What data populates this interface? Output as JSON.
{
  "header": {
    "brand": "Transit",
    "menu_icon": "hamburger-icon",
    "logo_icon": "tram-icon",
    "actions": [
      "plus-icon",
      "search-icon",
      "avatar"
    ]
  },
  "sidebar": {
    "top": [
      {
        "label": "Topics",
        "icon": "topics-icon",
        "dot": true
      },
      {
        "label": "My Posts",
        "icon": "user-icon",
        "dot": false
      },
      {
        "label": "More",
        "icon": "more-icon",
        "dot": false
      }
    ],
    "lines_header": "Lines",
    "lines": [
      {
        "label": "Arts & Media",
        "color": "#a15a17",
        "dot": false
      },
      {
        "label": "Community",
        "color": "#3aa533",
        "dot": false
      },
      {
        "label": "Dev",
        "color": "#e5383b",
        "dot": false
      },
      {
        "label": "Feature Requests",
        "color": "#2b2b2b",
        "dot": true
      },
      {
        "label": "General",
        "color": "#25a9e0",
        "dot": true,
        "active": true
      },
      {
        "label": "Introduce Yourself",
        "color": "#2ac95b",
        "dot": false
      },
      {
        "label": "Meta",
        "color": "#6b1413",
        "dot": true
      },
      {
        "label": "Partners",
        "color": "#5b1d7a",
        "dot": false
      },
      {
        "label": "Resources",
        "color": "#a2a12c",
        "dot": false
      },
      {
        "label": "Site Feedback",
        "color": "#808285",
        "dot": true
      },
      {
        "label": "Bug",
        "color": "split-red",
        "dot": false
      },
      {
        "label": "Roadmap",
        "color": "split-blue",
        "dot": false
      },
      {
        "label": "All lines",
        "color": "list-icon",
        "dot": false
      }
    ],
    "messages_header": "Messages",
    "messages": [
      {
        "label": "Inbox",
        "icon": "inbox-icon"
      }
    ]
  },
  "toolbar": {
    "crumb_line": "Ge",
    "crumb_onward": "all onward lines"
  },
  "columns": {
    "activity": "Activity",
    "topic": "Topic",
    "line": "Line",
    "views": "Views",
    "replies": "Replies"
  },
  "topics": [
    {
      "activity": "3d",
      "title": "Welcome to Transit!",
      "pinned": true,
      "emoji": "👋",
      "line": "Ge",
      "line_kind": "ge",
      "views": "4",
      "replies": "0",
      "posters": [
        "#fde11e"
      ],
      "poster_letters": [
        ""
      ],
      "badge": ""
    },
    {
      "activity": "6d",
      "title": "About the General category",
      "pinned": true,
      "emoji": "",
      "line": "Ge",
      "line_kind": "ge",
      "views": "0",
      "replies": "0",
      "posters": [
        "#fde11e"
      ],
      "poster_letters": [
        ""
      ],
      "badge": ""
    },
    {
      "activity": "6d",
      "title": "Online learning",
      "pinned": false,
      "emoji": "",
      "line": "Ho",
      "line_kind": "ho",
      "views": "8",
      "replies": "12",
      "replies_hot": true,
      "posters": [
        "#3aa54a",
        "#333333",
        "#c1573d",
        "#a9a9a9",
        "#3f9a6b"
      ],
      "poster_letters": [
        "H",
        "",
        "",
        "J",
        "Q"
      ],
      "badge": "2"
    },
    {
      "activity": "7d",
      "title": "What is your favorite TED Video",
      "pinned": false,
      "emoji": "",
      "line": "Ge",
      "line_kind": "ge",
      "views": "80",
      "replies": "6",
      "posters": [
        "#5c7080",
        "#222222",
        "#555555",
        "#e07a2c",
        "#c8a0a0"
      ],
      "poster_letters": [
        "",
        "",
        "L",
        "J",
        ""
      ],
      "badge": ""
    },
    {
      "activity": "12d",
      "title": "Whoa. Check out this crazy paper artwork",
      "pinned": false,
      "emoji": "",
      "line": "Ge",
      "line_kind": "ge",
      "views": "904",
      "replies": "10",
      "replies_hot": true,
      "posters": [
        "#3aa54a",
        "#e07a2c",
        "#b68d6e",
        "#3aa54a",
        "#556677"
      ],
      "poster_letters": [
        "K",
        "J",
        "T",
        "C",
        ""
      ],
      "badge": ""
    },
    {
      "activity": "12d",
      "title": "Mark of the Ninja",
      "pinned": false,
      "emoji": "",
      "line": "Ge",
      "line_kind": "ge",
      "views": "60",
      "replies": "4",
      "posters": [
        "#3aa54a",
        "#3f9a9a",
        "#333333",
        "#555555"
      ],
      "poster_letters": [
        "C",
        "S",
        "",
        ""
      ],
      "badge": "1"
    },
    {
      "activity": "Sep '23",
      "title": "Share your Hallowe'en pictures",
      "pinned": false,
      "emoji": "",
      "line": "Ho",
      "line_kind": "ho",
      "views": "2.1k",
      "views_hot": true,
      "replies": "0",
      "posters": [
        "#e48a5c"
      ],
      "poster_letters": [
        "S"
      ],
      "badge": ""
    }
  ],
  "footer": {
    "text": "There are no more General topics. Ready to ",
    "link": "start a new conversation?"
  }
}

######

The records above should be returned exactly.

What data populates this interface? Output as JSON.
{
  "header": {
    "brand": "Transit",
    "menu_icon": "hamburger-icon",
    "logo_icon": "tram-icon",
    "actions": [
      "plus-icon",
      "search-icon",
      "avatar"
    ]
  },
  "sidebar": {
    "top": [
      {
        "label": "Topics",
        "icon": "topics-icon",
        "dot": true
      },
      {
        "label": "My Posts",
        "icon": "user-icon",
        "dot": false
      },
      {
        "label": "More",
        "icon": "more-icon",
        "dot": false
      }
    ],
    "lines_header": "Lines",
    "lines": [
      {
        "label": "Arts & Media",
        "color": "#a15a17",
        "dot": false
      },
      {
        "label": "Community",
        "color": "#3aa533",
        "dot": false
      },
      {
        "label": "Dev",
        "color": "#e5383b",
        "dot": false
      },
      {
        "label": "Feature Requests",
        "color": "#2b2b2b",
        "dot": true
      },
      {
        "label": "General",
        "color": "#25a9e0",
        "dot": true,
        "active": true
      },
      {
        "label": "Introduce Yourself",
        "color": "#2ac95b",
        "dot": false
      },
      {
        "label": "Meta",
        "color": "#6b1413",
        "dot": true
      },
      {
        "label": "Partners",
        "color": "#5b1d7a",
        "dot": false
      },
      {
        "label": "Resources",
        "color": "#a2a12c",
        "dot": false
      },
      {
        "label": "Site Feedback",
        "color": "#808285",
        "dot": true
      },
      {
        "label": "Bug",
        "color": "split-red",
        "dot": false
      },
      {
        "label": "Roadmap",
        "color": "split-blue",
        "dot": false
      },
      {
        "label": "All lines",
        "color": "list-icon",
        "dot": false
      }
    ],
    "messages_header": "Messages",
    "messages": [
      {
        "label": "Inbox",
        "icon": "inbox-icon"
      }
    ]
  },
  "toolbar": {
    "crumb_line": "Ge",
    "crumb_onward": "all onward lines"
  },
  "columns": {
    "activity": "Activity",
    "topic": "Topic",
    "line": "Line",
    "views": "Views",
    "replies": "Replies"
  },
  "topics": [
    {
      "activity": "3d",
      "title": "Welcome to Transit!",
      "pinned": true,
      "emoji": "👋",
      "line": "Ge",
      "line_kind": "ge",
      "views": "4",
      "replies": "0",
      "posters": [
        "#fde11e"
      ],
      "poster_letters": [
        ""
      ],
      "badge": ""
    },
    {
      "activity": "6d",
      "title": "About the General category",
      "pinned": true,
      "emoji": "",
      "line": "Ge",
      "line_kind": "ge",
      "views": "0",
      "replies": "0",
      "posters": [
        "#fde11e"
      ],
      "poster_letters": [
        ""
      ],
      "badge": ""
    },
    {
      "activity": "6d",
      "title": "Online learning",
      "pinned": false,
      "emoji": "",
      "line": "Ho",
      "line_kind": "ho",
      "views": "8",
      "replies": "12",
      "replies_hot": true,
      "posters": [
        "#3aa54a",
        "#333333",
        "#c1573d",
        "#a9a9a9",
        "#3f9a6b"
      ],
      "poster_letters": [
        "H",
        "",
        "",
        "J",
        "Q"
      ],
      "badge": "2"
    },
    {
      "activity": "7d",
      "title": "What is your favorite TED Video",
      "pinned": false,
      "emoji": "",
      "line": "Ge",
      "line_kind": "ge",
      "views": "80",
      "replies": "6",
      "posters": [
        "#5c7080",
        "#222222",
        "#555555",
        "#e07a2c",
        "#c8a0a0"
      ],
      "poster_letters": [
        "",
        "",
        "L",
        "J",
        ""
      ],
      "badge": ""
    },
    {
      "activity": "12d",
      "title": "Whoa. Check out this crazy paper artwork",
      "pinned": false,
      "emoji": "",
      "line": "Ge",
      "line_kind": "ge",
      "views": "904",
      "replies": "10",
      "replies_hot": true,
      "posters": [
        "#3aa54a",
        "#e07a2c",
        "#b68d6e",
        "#3aa54a",
        "#556677"
      ],
      "poster_letters": [
        "K",
        "J",
        "T",
        "C",
        ""
      ],
      "badge": ""
    },
    {
      "activity": "12d",
      "title": "Mark of the Ninja",
      "pinned": false,
      "emoji": "",
      "line": "Ge",
      "line_kind": "ge",
      "views": "60",
      "replies": "4",
      "posters": [
        "#3aa54a",
        "#3f9a9a",
        "#333333",
        "#555555"
      ],
      "poster_letters": [
        "C",
        "S",
        "",
        ""
      ],
      "badge": "1"
    },
    {
      "activity": "Sep '23",
      "title": "Share your Hallowe'en pictures",
      "pinned": false,
      "emoji": "",
      "line": "Ho",
      "line_kind": "ho",
      "views": "2.1k",
      "views_hot": true,
      "replies": "0",
      "posters": [
        "#e48a5c"
      ],
      "poster_letters": [
        "S"
      ],
      "badge": ""
    }
  ],
  "footer": {
    "text": "There are no more General topics. Ready to ",
    "link": "start a new conversation?"
  }
}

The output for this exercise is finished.